# Written instruction
Restate the full listing word for word and leave the pictures out.

# Extracted information
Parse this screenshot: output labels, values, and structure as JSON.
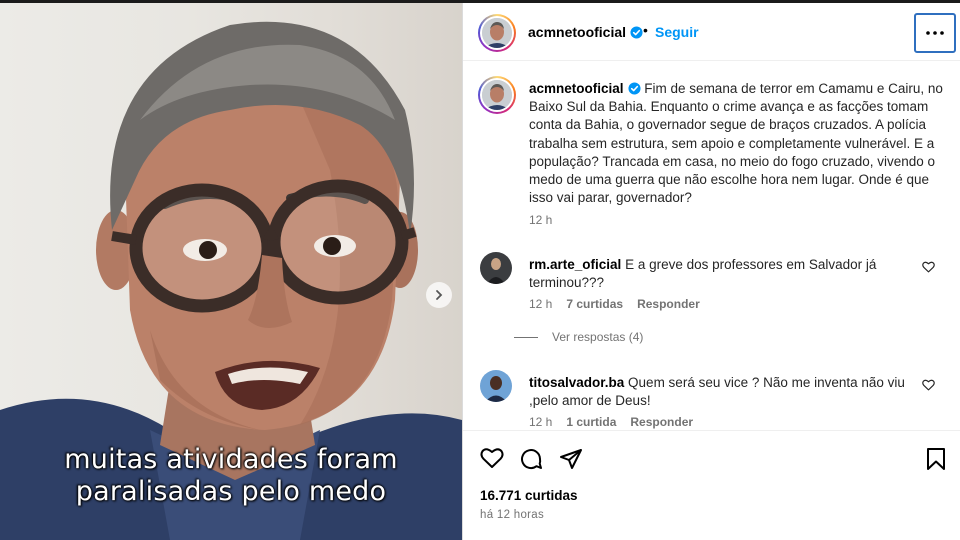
{
  "media": {
    "caption_line1": "muitas atividades foram",
    "caption_line2": "paralisadas pelo medo"
  },
  "header": {
    "username": "acmnetooficial",
    "separator": "•",
    "follow_label": "Seguir"
  },
  "post": {
    "username": "acmnetooficial",
    "caption": "Fim de semana de terror em Camamu e Cairu, no Baixo Sul da Bahia. Enquanto o crime avança e as facções tomam conta da Bahia, o governador segue de braços cruzados. A polícia trabalha sem estrutura, sem apoio e completamente vulnerável. E a população? Trancada em casa, no meio do fogo cruzado, vivendo o medo de uma guerra que não escolhe hora nem lugar. Onde é que isso vai parar, governador?",
    "time": "12 h"
  },
  "comments": [
    {
      "username": "rm.arte_oficial",
      "text": "E a greve dos professores em Salvador já terminou???",
      "time": "12 h",
      "likes": "7 curtidas",
      "reply_label": "Responder"
    },
    {
      "username": "titosalvador.ba",
      "text": "Quem será seu vice ? Não me inventa não viu ,pelo amor de Deus!",
      "time": "12 h",
      "likes": "1 curtida",
      "reply_label": "Responder"
    }
  ],
  "replies_label": "Ver respostas (4)",
  "footer": {
    "likes": "16.771 curtidas",
    "time_ago": "há 12 horas"
  },
  "icons": {
    "verified": "verified-badge-icon",
    "more": "more-options-icon",
    "next": "chevron-right-icon",
    "like": "heart-icon",
    "comment": "comment-icon",
    "share": "share-icon",
    "save": "bookmark-icon"
  },
  "colors": {
    "link_blue": "#0095f6",
    "verified_blue": "#0095f6",
    "text_primary": "#262626",
    "text_secondary": "#737373"
  }
}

# Response to the task
Parse this screenshot: output labels, values, and structure as JSON.
{
  "media": {
    "caption_line1": "muitas atividades foram",
    "caption_line2": "paralisadas pelo medo"
  },
  "header": {
    "username": "acmnetooficial",
    "separator": "•",
    "follow_label": "Seguir"
  },
  "post": {
    "username": "acmnetooficial",
    "caption": "Fim de semana de terror em Camamu e Cairu, no Baixo Sul da Bahia. Enquanto o crime avança e as facções tomam conta da Bahia, o governador segue de braços cruzados. A polícia trabalha sem estrutura, sem apoio e completamente vulnerável. E a população? Trancada em casa, no meio do fogo cruzado, vivendo o medo de uma guerra que não escolhe hora nem lugar. Onde é que isso vai parar, governador?",
    "time": "12 h"
  },
  "comments": [
    {
      "username": "rm.arte_oficial",
      "text": "E a greve dos professores em Salvador já terminou???",
      "time": "12 h",
      "likes": "7 curtidas",
      "reply_label": "Responder"
    },
    {
      "username": "titosalvador.ba",
      "text": "Quem será seu vice ? Não me inventa não viu ,pelo amor de Deus!",
      "time": "12 h",
      "likes": "1 curtida",
      "reply_label": "Responder"
    }
  ],
  "replies_label": "Ver respostas (4)",
  "footer": {
    "likes": "16.771 curtidas",
    "time_ago": "há 12 horas"
  },
  "icons": {
    "verified": "verified-badge-icon",
    "more": "more-options-icon",
    "next": "chevron-right-icon",
    "like": "heart-icon",
    "comment": "comment-icon",
    "share": "share-icon",
    "save": "bookmark-icon"
  },
  "colors": {
    "link_blue": "#0095f6",
    "verified_blue": "#0095f6",
    "text_primary": "#262626",
    "text_secondary": "#737373"
  }
}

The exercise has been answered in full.